# start of RECORDS PROVIDED
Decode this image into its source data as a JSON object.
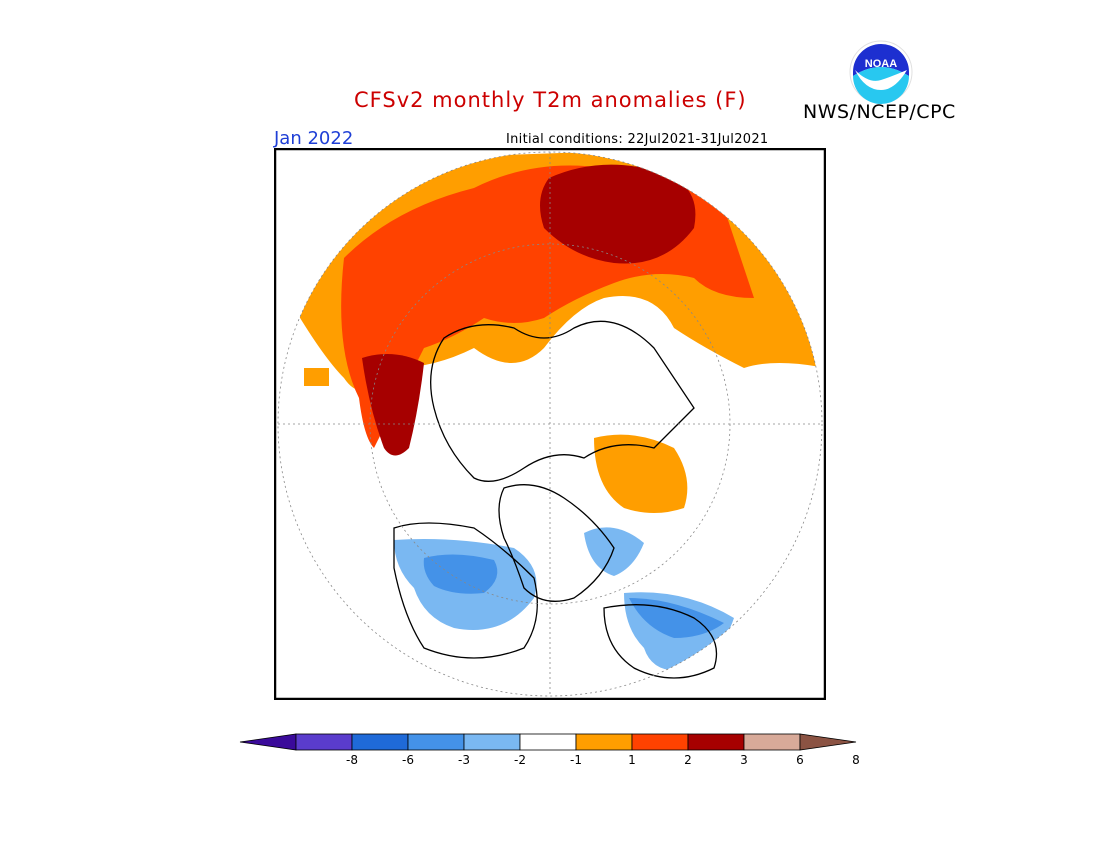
{
  "header": {
    "title": "CFSv2 monthly T2m anomalies (F)",
    "agency": "NWS/NCEP/CPC",
    "logo_text": "NOAA",
    "target_month": "Jan 2022",
    "initial_conditions": "Initial conditions: 22Jul2021-31Jul2021"
  },
  "colorbar": {
    "labels": [
      "-8",
      "-6",
      "-3",
      "-2",
      "-1",
      "1",
      "2",
      "3",
      "6",
      "8"
    ],
    "colors": [
      "#3a0a9a",
      "#5a3ccc",
      "#1f6ad8",
      "#4492e8",
      "#7ab8f2",
      "#ffffff",
      "#ff9e00",
      "#ff4200",
      "#a60000",
      "#d8aa99",
      "#8b5343"
    ]
  },
  "colors": {
    "title": "#cc0000",
    "month": "#1f3fd6",
    "warm1": "#ff9e00",
    "warm2": "#ff4200",
    "warm3": "#a60000",
    "cool1": "#7ab8f2",
    "cool2": "#4492e8",
    "cool3": "#1f6ad8"
  }
}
# end of RECORDS PROVIDED
### WRITTEN EXERCISE
Copy each line that holds the word "title".

### RESULT FOR THIS EXERCISE
    "title": "CFSv2 monthly T2m anomalies (F)",
    "title": "#cc0000",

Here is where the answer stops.